● READING PASSAGE:
══════════════════════════════

==Diagnosis==
Quantitative methods of assessing utilization behavior are not available for use and because of this those who notice changes in behavior similar to that of the signs of UB should see a doctor. Many functional disorders can be mistaken for frontal dysfunction as several neurological causes can be attributed to frontal dysfunction. Proper criteria need to be in place for determining UB but because this disorder is in the elementary stage, researchers have not arrived at a full understanding of the disorder. Doctors can test the patient's response, communication and motor skills but the only way to fully diagnose this disorder is to do a scan of the brain to see if the frontal lobe has been damaged. This can be done with the following scan types:
- CT Scan (X-ray computed tomography)
- MRI (Magnetic resonance imaging)
- PET (Positron emission tomography)
- SPECT (Single-photon emission computed tomography)

==Treatment==
Although no specific cure has been found for UB, steps can be taken to reduce its symptoms and severity. If UB is a symptom of an underlying disease or disorder, treatment of the disease itself can reduce the severity of UB and may eradicate it completely. This was seen in patients with Moyamoya disease who had bilateral frontal lobe infarctions which resulted in UB. Upon treatment, the UB was resolved due to 60–70% shrinkage of the anterior lobe hypodensities. Concerning general frontal lobe damage, rehabilitation is known to help a patient function with their disorder.

==Diseases==
Utilization behavior is present in patients that have ranging diseases and disorders. The diseases mentioned below are some of those that include UB as a symptom.
══════════════════════════════
● DATA FOR ANALYSIS:
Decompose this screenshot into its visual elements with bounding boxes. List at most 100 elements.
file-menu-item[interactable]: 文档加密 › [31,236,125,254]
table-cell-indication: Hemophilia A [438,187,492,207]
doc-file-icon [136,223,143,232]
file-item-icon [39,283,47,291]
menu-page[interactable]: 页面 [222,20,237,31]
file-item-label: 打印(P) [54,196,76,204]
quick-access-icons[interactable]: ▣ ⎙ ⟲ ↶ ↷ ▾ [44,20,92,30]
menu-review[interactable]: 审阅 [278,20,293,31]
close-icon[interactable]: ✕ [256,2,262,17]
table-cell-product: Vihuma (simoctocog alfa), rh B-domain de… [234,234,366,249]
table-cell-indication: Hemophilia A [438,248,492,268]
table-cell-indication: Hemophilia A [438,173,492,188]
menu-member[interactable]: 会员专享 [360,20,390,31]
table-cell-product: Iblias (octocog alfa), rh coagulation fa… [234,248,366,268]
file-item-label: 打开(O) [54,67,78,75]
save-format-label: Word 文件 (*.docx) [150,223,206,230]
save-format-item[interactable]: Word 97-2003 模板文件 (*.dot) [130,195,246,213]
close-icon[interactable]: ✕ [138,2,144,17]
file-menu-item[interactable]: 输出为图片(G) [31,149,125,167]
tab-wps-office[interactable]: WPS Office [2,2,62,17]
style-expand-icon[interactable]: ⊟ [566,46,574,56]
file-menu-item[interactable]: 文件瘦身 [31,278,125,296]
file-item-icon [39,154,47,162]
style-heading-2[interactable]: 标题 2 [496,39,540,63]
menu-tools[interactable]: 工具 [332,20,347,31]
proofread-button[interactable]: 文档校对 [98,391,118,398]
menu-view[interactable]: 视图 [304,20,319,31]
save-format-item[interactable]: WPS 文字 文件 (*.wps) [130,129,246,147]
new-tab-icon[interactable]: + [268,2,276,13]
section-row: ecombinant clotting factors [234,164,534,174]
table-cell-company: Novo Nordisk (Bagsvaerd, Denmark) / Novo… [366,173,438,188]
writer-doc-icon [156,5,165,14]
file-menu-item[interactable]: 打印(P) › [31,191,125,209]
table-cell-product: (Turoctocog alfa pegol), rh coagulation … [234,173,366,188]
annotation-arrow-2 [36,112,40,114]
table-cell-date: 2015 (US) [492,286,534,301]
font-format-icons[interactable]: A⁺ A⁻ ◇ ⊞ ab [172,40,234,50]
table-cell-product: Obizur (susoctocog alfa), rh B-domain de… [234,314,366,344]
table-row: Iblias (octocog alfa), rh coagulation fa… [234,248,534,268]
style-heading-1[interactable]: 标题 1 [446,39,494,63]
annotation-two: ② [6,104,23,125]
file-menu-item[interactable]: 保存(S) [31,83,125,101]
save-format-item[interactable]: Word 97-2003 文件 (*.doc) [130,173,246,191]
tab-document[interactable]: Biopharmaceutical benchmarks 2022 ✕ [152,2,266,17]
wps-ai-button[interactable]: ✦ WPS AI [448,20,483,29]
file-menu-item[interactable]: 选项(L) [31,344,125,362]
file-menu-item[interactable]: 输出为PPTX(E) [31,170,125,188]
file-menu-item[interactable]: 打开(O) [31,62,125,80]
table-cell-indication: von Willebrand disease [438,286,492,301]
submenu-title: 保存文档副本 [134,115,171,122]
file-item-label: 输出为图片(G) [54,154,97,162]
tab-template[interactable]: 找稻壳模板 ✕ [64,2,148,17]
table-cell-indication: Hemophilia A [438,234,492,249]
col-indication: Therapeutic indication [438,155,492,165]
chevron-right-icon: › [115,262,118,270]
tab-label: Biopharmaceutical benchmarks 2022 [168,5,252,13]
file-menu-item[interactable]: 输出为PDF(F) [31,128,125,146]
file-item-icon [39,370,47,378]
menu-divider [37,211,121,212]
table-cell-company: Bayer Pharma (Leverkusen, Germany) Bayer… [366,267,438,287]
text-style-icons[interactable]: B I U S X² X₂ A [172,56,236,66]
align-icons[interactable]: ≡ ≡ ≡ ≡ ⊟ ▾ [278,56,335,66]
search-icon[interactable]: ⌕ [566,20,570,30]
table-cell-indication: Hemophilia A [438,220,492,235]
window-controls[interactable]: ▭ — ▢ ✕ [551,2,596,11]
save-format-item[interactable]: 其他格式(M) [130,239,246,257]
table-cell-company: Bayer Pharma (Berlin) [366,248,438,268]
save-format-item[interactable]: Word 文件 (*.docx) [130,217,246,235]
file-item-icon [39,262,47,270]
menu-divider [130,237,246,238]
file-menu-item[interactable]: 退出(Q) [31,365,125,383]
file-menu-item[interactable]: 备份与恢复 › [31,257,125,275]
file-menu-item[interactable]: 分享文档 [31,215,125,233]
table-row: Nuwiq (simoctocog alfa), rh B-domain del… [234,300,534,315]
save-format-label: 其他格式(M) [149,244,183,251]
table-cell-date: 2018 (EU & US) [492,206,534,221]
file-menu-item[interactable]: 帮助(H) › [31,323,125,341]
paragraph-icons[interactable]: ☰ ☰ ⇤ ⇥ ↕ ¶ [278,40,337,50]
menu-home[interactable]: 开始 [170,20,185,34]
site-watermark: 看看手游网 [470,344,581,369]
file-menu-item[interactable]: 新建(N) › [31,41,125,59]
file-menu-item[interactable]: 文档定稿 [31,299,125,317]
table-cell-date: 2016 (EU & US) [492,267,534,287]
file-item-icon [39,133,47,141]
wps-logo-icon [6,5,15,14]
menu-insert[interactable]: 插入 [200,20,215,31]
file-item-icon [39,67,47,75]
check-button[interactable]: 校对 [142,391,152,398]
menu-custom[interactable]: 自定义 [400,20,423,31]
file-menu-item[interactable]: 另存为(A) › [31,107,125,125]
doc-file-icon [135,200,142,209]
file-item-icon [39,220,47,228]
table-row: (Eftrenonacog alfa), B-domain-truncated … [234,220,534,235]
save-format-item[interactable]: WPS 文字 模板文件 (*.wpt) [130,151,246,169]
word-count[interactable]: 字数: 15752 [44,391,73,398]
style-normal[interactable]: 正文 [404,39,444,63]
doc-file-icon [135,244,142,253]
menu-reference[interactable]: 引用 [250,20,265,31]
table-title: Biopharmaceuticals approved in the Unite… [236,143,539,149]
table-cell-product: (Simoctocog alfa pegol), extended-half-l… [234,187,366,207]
══════════════════════════════
● QUESTIONS ON THE MATERIAL:
**A)** Reproduce the stretch of the utilization behavior text from "- MRI (Magnetic" through "with their disorder.".
**B)** In the utilization behavior text, how much did the anterior lobe hypodensities shrink when treatment resolved UB in the Moyamoya disease patients?

● COMPLETED EXERCISE:
**A)**
- MRI (Magnetic resonance imaging)
- PET (Positron emission tomography)
- SPECT (Single-photon emission computed tomography)

==Treatment==
Although no specific cure has been found for UB, steps can be taken to reduce its symptoms and severity. If UB is a symptom of an underlying disease or disorder, treatment of the disease itself can reduce the severity of UB and may eradicate it completely. This was seen in patients with Moyamoya disease who had bilateral frontal lobe infarctions which resulted in UB. Upon treatment, the UB was resolved due to 60–70% shrinkage of the anterior lobe hypodensities. Concerning general frontal lobe damage, rehabilitation is known to help a patient function with their disorder.

**B)** They shrank by 60–70%.